Entries from a dataset
— start —
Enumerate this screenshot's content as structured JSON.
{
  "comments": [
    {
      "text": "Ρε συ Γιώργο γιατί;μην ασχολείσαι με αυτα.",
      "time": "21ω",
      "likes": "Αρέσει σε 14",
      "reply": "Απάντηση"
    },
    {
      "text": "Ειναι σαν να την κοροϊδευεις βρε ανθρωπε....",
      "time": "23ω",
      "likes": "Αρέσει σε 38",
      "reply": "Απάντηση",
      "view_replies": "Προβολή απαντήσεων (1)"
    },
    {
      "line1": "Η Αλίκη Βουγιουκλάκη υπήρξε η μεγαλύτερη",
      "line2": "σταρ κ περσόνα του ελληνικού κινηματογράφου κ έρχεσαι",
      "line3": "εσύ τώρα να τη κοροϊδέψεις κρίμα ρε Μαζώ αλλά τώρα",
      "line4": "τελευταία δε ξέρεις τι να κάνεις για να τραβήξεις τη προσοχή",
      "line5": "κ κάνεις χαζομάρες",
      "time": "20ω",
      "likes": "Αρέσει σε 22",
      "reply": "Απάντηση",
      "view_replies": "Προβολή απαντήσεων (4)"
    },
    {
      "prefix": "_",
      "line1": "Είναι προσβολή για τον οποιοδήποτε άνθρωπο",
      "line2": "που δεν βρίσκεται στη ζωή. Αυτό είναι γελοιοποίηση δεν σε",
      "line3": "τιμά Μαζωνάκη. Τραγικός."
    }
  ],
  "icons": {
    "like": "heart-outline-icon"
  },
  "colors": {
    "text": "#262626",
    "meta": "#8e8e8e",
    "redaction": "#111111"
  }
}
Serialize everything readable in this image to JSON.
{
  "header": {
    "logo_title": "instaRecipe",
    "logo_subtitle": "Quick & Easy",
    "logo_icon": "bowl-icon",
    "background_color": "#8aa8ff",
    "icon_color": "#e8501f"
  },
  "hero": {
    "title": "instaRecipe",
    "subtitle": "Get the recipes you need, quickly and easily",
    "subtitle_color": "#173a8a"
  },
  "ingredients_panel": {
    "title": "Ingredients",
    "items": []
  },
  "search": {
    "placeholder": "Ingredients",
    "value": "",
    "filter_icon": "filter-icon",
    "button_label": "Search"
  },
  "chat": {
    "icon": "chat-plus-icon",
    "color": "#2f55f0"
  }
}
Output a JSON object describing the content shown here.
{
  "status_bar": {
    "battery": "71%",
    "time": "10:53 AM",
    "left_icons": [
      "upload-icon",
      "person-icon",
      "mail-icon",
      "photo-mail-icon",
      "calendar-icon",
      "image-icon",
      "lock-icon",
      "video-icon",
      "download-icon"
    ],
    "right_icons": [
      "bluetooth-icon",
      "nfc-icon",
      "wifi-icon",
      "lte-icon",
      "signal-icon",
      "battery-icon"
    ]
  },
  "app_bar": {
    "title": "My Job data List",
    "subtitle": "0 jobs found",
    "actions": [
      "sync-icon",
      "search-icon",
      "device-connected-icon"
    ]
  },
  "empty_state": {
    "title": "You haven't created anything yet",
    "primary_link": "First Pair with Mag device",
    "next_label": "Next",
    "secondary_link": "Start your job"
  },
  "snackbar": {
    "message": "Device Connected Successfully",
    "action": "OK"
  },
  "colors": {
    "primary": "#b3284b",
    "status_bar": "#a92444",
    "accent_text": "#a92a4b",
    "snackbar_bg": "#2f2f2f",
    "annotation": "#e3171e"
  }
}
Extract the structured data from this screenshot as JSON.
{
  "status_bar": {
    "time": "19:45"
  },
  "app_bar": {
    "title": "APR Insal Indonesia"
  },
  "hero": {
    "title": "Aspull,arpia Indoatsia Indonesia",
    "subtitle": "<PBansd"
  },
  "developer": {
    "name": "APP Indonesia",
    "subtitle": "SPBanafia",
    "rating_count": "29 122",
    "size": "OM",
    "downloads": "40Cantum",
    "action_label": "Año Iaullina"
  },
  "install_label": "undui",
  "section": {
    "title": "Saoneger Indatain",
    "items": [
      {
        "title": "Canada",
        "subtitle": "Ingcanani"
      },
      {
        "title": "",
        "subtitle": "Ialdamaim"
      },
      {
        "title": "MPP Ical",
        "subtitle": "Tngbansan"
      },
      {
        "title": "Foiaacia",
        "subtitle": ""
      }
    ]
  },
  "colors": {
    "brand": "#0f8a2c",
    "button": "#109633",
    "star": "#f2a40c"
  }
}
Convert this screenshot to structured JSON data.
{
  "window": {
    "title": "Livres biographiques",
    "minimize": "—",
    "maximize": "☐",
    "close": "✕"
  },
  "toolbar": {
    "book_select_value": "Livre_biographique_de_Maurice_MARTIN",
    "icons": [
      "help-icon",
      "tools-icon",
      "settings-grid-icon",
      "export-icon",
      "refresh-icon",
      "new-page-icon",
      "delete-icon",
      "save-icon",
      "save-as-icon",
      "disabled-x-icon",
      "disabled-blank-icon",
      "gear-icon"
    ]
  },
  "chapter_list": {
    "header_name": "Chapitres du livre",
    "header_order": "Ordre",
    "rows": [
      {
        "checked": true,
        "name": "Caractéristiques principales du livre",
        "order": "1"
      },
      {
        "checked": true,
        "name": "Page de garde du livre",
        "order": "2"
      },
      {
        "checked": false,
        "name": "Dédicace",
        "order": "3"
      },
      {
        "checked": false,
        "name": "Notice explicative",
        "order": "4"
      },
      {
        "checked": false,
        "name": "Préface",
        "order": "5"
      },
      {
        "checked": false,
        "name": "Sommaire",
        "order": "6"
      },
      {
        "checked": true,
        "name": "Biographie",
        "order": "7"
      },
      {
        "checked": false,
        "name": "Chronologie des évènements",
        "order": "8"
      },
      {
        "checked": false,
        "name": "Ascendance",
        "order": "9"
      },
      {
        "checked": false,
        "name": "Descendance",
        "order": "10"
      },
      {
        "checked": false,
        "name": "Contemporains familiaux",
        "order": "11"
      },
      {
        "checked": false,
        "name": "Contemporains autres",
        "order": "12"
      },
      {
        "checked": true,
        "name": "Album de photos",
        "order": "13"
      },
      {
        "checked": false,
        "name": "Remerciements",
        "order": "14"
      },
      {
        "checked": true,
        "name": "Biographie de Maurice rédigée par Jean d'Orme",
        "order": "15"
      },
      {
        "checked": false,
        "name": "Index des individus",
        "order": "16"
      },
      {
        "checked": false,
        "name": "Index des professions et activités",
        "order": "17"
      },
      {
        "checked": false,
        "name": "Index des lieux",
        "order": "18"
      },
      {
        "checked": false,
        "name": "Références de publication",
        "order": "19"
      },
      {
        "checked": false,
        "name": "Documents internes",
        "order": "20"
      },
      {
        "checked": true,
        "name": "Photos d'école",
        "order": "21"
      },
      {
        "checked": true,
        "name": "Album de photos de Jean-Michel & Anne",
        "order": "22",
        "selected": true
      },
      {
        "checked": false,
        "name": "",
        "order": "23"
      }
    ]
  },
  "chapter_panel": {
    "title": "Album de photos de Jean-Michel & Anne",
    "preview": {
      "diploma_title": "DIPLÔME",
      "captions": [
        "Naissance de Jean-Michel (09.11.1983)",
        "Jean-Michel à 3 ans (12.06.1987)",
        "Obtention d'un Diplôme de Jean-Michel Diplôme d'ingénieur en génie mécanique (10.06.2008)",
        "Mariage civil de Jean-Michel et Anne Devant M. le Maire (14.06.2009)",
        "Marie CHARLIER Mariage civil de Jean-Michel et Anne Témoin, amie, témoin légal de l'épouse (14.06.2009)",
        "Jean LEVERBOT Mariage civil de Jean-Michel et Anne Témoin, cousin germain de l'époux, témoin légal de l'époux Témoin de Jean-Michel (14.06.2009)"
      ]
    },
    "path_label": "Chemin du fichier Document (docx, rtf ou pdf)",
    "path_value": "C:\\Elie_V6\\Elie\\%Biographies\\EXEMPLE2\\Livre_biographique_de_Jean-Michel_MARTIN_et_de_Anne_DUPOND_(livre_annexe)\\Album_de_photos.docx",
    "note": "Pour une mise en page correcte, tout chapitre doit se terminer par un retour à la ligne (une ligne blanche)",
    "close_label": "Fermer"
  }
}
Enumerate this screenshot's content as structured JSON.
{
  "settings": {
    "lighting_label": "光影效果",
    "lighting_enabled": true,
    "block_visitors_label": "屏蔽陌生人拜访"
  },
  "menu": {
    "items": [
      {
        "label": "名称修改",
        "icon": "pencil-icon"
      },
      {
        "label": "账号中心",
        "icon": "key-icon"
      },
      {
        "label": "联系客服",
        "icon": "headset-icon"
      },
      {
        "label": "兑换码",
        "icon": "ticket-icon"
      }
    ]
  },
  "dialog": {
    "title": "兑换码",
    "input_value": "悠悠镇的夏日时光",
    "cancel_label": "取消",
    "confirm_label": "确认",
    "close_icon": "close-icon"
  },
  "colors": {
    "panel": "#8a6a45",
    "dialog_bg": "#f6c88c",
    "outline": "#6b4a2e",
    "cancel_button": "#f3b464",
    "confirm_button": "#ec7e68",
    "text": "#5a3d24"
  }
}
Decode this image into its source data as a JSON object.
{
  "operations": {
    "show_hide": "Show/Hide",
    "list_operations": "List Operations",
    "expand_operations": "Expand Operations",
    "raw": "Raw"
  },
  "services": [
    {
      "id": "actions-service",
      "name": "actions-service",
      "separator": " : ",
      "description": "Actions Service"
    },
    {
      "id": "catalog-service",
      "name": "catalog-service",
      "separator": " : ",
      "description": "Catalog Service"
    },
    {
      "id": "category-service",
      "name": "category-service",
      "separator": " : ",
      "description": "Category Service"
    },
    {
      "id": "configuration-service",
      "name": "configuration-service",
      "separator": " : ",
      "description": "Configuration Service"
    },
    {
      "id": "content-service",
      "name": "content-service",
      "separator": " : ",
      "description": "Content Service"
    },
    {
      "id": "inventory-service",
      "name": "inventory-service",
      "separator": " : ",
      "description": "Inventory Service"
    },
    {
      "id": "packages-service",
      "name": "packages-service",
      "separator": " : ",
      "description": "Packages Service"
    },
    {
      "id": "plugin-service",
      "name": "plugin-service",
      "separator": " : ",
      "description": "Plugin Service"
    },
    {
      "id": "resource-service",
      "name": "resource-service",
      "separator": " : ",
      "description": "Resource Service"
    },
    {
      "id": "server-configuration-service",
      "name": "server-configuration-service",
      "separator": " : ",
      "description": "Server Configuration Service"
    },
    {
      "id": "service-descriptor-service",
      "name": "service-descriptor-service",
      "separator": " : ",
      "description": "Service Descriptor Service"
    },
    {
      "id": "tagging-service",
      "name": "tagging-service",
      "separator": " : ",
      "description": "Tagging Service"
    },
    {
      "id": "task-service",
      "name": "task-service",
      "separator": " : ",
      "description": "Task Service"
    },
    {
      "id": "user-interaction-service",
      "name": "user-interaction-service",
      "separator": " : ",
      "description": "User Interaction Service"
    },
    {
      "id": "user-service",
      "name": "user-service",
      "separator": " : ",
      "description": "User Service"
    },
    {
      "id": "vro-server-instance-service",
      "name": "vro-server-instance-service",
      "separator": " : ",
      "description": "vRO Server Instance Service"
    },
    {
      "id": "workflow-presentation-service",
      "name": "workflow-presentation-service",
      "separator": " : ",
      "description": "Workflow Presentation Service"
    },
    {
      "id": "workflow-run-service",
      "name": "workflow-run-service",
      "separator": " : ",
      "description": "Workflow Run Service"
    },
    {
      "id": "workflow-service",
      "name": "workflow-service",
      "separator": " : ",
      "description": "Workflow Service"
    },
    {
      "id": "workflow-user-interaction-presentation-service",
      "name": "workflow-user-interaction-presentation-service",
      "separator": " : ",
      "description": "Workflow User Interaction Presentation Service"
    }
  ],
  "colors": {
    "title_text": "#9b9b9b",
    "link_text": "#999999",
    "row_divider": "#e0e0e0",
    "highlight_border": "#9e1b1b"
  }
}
— end —
_EXERCISE GOAL_: In the records above, locate every line with the string "Index" and copy it.

_SOLVED EXERCISE_:
        "name": "Index des individus",
        "name": "Index des professions et activités",
        "name": "Index des lieux",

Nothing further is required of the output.